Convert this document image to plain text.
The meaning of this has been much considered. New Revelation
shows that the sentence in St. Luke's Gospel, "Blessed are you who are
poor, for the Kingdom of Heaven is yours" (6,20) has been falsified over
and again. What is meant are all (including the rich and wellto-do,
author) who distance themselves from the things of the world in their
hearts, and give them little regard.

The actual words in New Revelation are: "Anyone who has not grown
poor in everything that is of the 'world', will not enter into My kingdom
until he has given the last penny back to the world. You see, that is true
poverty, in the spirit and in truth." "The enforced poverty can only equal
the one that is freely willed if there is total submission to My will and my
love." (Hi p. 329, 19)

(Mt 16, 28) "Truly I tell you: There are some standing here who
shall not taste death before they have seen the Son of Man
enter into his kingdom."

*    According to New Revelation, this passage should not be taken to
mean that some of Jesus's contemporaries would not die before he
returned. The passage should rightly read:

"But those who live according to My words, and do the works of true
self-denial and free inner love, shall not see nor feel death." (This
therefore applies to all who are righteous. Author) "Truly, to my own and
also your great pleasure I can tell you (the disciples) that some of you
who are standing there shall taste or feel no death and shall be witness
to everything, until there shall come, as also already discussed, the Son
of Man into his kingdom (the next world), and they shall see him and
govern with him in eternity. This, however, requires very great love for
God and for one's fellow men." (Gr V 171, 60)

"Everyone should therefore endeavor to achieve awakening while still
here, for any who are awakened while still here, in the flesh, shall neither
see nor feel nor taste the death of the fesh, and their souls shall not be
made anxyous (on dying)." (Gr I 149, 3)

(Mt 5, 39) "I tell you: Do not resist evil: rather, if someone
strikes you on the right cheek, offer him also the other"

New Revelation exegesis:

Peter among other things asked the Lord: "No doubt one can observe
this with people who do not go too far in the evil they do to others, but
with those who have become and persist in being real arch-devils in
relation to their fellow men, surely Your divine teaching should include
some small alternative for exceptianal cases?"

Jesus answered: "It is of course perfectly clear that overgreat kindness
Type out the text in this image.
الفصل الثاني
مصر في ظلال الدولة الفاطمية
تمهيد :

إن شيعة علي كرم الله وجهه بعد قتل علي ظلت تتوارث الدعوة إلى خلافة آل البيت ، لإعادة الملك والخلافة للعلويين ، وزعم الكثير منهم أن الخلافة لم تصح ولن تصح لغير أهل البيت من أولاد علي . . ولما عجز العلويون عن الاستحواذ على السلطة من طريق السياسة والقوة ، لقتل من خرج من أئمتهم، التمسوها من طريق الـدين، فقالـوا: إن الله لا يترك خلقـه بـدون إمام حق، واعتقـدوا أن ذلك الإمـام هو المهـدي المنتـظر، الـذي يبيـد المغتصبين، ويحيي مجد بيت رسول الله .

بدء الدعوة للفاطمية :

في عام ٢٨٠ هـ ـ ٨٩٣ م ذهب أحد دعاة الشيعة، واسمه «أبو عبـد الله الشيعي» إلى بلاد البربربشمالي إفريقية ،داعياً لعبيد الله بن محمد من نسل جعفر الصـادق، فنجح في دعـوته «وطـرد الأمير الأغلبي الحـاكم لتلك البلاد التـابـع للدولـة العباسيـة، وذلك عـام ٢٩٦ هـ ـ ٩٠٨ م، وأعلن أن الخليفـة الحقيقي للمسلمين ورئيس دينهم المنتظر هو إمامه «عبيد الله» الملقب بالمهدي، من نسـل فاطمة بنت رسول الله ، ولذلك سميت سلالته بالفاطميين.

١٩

════

=== REQUIRED WORK ===
From the entries above, extract every line where the word "that" appears.

=== RIGHT ANSWER ===
shows that the sentence in St. Luke's Gospel, "Blessed are you who are
poor in everything that is of the 'world', will not enter into My kingdom
until he has given the last penny back to the world. You see, that is true
the one that is freely willed if there is total submission to My will and my
mean that some of Jesus's contemporaries would not die before he
also your great pleasure I can tell you (the disciples) that some of you
Jesus answered: "It is of course perfectly clear that overgreat kindness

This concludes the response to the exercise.